> _PROBLEM TO SOLVE_: Convert the lines from the one containing "annotate this image: element" through the one containing "wind-barb (482, 623, 498, 632)" into a Markdown table with the columns "Row" and "Line", numbering each row and leaving out blank lines.

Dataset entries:

+ + + + + + +

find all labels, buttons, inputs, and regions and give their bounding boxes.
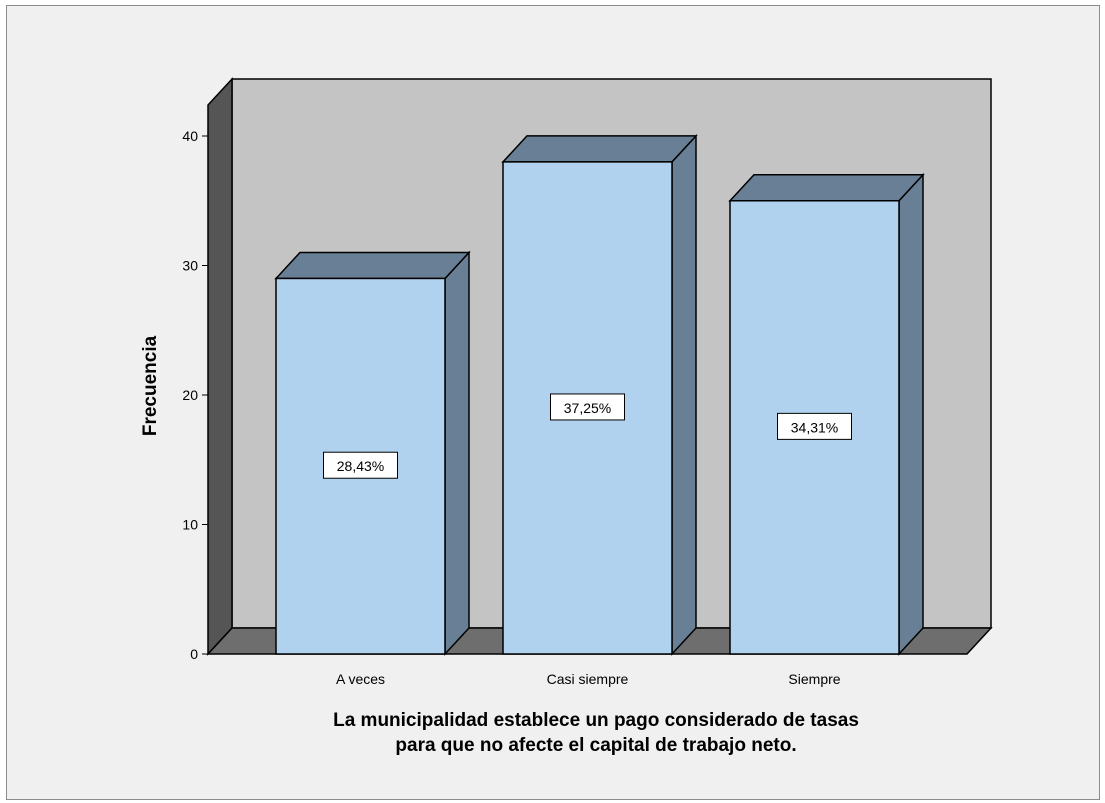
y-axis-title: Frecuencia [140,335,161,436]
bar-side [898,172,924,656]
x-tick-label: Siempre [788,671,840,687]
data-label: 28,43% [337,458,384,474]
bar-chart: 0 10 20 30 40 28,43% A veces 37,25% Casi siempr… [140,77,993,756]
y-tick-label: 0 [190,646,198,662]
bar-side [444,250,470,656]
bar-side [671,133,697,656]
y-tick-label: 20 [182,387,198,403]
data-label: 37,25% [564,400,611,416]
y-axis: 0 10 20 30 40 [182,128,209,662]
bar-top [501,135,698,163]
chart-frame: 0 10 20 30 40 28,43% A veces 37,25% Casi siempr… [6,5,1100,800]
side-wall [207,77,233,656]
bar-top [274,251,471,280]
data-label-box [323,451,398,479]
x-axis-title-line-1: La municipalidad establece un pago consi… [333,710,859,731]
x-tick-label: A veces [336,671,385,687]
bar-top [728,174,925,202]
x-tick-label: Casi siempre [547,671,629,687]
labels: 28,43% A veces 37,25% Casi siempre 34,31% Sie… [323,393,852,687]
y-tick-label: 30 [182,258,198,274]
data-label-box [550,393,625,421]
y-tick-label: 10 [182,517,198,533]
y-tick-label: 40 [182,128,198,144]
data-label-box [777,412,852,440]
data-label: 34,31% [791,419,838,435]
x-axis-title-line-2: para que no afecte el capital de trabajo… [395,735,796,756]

+ + + + + + +

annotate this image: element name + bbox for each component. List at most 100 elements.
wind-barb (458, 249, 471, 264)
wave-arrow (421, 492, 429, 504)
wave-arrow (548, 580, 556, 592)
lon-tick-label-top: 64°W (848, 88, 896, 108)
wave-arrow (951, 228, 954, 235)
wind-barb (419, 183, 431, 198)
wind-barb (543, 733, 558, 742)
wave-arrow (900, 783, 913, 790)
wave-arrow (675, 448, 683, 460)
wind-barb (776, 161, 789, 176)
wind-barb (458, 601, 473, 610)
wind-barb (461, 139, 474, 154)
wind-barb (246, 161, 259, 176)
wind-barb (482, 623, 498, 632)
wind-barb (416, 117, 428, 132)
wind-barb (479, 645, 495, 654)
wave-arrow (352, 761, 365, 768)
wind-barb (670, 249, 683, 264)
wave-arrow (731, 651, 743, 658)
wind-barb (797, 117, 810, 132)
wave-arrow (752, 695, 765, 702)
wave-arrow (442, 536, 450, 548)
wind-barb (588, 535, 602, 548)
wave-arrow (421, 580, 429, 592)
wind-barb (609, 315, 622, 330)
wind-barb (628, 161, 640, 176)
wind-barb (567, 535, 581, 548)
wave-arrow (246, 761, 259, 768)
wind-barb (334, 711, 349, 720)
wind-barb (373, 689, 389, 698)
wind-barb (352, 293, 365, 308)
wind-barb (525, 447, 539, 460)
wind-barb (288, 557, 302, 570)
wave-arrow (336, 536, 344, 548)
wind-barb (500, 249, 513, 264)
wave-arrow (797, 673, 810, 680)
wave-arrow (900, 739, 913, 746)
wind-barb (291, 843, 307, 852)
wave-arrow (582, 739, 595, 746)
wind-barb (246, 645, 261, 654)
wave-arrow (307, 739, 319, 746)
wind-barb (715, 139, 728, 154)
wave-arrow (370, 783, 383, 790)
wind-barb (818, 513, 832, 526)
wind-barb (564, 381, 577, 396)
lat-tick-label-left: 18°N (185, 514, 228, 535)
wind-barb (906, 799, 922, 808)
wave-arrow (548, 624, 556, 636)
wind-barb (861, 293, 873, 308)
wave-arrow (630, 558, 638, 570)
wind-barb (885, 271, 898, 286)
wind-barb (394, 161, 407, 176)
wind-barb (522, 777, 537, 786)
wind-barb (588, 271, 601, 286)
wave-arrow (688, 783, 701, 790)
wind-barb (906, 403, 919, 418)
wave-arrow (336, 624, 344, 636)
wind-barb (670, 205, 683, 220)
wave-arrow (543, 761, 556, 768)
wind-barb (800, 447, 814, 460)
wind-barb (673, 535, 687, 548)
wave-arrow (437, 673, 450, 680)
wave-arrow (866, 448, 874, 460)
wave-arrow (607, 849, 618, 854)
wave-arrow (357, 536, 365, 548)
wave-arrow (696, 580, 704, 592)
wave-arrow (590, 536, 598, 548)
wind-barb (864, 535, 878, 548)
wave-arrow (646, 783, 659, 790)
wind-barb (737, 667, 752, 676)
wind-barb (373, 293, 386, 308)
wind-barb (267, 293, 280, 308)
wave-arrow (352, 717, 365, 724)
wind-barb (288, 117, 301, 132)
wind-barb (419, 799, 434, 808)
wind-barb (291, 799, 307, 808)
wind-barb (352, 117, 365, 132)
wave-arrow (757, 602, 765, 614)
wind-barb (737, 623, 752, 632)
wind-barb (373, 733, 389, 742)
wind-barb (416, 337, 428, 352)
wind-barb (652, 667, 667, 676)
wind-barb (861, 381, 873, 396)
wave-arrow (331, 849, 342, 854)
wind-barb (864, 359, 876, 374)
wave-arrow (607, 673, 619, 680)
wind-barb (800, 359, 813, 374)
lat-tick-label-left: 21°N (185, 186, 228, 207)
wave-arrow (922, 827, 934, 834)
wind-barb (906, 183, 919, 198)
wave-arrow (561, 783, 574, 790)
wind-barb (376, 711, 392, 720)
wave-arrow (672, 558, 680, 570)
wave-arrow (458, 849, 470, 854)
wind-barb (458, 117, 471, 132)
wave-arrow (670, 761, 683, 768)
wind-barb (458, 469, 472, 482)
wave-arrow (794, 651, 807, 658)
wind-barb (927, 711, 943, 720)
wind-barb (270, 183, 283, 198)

+ + + + + + +

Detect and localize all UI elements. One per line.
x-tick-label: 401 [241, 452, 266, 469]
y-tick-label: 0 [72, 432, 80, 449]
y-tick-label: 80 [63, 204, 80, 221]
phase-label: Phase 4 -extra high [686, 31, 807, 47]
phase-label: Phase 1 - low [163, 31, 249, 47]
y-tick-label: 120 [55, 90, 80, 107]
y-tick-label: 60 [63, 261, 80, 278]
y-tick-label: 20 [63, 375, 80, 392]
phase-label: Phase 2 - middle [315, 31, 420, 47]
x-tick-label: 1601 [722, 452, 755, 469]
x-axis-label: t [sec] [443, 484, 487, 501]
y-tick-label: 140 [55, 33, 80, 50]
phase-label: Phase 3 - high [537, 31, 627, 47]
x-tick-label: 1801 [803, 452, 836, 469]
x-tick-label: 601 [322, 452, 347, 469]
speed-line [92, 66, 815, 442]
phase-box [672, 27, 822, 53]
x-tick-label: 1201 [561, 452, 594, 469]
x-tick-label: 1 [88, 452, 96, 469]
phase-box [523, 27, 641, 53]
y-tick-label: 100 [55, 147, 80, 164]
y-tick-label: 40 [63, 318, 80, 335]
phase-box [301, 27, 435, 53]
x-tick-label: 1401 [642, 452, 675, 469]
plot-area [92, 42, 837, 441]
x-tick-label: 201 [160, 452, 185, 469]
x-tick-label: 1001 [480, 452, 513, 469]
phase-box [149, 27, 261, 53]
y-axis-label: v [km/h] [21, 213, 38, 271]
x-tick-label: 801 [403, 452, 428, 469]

+ + + + + + +

> _RESULT OF THIS EXERCISE_:
| Row | Line |
|---|---|
| 1 | annotate this image: element name + bbox for each component. List at most 100 elements. |
| 2 | wind-barb (458, 249, 471, 264) |
| 3 | wave-arrow (421, 492, 429, 504) |
| 4 | wave-arrow (548, 580, 556, 592) |
| 5 | lon-tick-label-top: 64°W (848, 88, 896, 108) |
| 6 | wave-arrow (951, 228, 954, 235) |
| 7 | wind-barb (419, 183, 431, 198) |
| 8 | wind-barb (543, 733, 558, 742) |
| 9 | wave-arrow (900, 783, 913, 790) |
| 10 | wave-arrow (675, 448, 683, 460) |
| 11 | wind-barb (776, 161, 789, 176) |
| 12 | wind-barb (458, 601, 473, 610) |
| 13 | wind-barb (461, 139, 474, 154) |
| 14 | wind-barb (246, 161, 259, 176) |
| 15 | wind-barb (482, 623, 498, 632) |